# [Short problem]
Pick out the lines below that contain the string "name" and copy them all.

# [Dataset entries]
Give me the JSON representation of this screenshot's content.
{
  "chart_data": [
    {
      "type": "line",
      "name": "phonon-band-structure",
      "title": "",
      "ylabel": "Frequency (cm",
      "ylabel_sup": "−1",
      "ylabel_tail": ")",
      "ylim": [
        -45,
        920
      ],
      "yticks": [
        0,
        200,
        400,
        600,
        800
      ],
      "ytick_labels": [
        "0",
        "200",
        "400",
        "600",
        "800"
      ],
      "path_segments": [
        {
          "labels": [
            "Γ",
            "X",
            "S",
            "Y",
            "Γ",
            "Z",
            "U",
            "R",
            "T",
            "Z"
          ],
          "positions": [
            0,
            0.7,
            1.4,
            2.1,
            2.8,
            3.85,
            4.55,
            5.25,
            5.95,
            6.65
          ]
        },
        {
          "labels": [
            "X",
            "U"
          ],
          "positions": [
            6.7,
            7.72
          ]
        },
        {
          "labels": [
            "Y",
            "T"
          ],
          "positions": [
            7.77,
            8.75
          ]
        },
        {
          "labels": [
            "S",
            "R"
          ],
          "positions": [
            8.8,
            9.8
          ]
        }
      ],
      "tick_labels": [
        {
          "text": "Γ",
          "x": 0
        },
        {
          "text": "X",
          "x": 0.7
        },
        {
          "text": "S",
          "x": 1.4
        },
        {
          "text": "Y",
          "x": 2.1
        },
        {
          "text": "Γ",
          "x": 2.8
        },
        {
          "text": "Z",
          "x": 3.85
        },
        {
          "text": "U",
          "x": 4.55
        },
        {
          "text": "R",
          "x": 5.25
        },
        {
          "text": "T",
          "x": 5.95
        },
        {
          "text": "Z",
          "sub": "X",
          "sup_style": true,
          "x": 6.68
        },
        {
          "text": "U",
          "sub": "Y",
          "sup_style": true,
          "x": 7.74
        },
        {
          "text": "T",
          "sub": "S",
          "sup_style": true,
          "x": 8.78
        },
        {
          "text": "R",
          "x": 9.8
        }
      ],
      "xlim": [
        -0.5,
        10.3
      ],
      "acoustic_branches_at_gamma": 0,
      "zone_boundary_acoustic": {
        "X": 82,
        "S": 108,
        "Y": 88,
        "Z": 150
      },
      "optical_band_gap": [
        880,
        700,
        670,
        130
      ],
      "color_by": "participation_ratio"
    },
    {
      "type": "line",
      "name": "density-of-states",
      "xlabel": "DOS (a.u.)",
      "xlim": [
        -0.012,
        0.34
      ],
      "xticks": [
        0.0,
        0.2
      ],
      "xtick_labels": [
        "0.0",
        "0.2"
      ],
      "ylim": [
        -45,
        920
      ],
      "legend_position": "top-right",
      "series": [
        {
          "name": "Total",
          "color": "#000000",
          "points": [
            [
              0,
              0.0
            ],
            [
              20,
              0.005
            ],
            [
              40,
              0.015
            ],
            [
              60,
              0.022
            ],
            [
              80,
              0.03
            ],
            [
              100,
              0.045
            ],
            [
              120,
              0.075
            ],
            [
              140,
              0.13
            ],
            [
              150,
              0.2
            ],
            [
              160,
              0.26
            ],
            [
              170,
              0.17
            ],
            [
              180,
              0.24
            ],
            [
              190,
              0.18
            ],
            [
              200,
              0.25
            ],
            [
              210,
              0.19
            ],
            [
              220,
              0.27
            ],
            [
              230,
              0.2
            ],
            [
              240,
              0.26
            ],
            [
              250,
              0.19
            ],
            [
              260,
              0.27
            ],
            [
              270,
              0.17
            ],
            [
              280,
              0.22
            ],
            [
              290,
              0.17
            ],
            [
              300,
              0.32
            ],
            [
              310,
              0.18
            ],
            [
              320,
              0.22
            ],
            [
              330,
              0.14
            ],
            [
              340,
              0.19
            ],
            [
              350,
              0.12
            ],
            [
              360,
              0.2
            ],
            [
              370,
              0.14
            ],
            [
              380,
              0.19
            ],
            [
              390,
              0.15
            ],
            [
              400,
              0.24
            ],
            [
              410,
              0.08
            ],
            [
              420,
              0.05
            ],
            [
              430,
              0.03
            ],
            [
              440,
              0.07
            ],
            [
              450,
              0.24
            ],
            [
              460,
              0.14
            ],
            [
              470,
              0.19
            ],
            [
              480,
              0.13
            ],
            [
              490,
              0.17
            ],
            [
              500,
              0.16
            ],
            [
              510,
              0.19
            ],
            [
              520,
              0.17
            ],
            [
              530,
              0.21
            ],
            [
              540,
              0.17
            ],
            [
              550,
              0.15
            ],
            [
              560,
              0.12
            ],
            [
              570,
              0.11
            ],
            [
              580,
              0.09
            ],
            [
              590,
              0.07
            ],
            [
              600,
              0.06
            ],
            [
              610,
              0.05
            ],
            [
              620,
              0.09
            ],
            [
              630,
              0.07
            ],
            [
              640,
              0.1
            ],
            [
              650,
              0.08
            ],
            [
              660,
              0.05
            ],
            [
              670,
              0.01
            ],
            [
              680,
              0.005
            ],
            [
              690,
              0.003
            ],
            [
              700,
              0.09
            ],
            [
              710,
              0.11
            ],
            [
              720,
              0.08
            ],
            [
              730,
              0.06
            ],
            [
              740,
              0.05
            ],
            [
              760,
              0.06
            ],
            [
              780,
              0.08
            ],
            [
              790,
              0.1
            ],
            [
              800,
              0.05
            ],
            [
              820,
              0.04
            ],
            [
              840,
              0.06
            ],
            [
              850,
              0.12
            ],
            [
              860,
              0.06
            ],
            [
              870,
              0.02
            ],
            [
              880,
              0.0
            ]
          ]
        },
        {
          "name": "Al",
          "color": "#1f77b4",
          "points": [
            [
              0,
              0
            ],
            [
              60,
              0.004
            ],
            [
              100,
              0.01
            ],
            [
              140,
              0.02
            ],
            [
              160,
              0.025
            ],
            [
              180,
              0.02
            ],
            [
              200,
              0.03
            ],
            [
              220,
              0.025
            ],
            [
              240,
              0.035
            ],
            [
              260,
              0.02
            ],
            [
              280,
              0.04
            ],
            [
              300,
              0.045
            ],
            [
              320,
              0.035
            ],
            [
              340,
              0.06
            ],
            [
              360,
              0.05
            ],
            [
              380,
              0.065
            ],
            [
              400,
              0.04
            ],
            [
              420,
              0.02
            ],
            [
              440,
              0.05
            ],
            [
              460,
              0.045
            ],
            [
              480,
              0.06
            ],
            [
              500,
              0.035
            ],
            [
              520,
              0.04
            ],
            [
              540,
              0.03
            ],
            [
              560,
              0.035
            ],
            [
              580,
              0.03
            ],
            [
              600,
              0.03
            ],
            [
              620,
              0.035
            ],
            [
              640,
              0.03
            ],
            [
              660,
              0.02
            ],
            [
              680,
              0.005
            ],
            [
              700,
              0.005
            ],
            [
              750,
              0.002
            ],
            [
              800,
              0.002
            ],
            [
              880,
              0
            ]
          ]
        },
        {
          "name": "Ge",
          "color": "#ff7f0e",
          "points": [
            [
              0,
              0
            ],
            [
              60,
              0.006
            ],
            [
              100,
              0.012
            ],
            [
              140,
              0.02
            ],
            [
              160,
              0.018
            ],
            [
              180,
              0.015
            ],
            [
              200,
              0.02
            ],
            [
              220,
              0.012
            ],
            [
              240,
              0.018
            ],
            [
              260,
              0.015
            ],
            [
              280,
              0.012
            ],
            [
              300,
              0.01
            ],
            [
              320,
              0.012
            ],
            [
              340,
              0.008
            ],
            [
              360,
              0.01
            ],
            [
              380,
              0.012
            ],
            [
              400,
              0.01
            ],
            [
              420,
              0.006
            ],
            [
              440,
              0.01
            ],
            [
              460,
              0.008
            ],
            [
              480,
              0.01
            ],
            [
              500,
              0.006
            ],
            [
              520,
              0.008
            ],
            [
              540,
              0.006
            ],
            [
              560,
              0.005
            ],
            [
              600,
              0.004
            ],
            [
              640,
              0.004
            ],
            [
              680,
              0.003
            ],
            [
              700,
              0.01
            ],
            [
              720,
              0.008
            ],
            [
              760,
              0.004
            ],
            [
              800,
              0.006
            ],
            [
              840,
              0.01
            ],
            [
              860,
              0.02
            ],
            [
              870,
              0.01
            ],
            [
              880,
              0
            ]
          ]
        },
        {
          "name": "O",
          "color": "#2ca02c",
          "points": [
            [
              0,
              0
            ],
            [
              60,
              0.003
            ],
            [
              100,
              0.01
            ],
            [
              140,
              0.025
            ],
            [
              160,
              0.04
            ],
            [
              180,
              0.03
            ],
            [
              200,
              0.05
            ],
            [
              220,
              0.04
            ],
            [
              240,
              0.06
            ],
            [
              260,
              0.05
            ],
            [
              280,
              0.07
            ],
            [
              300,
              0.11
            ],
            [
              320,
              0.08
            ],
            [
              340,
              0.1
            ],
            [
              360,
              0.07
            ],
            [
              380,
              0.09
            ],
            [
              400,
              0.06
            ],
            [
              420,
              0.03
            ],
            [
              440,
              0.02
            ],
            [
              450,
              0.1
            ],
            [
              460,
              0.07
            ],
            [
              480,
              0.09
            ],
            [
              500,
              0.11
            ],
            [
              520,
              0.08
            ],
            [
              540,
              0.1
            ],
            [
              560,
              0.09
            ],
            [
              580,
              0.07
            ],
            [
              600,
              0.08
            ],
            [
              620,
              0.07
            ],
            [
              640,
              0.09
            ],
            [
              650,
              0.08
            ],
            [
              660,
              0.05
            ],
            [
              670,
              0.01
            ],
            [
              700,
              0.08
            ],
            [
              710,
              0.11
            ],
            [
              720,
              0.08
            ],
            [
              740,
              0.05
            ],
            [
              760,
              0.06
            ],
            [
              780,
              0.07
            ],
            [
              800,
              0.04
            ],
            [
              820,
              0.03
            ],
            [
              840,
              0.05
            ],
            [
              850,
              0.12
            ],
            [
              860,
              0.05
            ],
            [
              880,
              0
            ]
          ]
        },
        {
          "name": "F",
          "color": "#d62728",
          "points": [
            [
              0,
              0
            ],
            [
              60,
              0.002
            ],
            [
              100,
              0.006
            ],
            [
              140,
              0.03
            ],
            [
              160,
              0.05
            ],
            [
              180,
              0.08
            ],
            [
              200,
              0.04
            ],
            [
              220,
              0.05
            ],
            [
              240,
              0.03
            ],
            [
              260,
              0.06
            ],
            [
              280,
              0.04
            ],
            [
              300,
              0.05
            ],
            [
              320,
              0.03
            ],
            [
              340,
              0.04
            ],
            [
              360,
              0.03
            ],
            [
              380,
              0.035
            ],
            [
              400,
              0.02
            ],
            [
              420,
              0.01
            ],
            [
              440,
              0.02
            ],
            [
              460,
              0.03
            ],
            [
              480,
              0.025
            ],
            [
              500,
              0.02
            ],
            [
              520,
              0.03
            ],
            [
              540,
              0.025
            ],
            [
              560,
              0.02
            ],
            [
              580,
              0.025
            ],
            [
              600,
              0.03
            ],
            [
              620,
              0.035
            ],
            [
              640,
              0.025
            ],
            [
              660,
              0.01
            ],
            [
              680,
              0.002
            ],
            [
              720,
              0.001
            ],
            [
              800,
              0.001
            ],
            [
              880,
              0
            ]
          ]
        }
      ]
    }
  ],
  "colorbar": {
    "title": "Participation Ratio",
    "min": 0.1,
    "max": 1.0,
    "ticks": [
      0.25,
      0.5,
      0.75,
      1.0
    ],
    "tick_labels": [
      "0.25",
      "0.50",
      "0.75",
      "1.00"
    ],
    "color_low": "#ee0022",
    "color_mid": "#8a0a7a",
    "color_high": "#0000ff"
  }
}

# [Exercise answer]
      "name": "phonon-band-structure",
      "name": "density-of-states",
          "name": "Total",
          "name": "Al",
          "name": "Ge",
          "name": "O",
          "name": "F",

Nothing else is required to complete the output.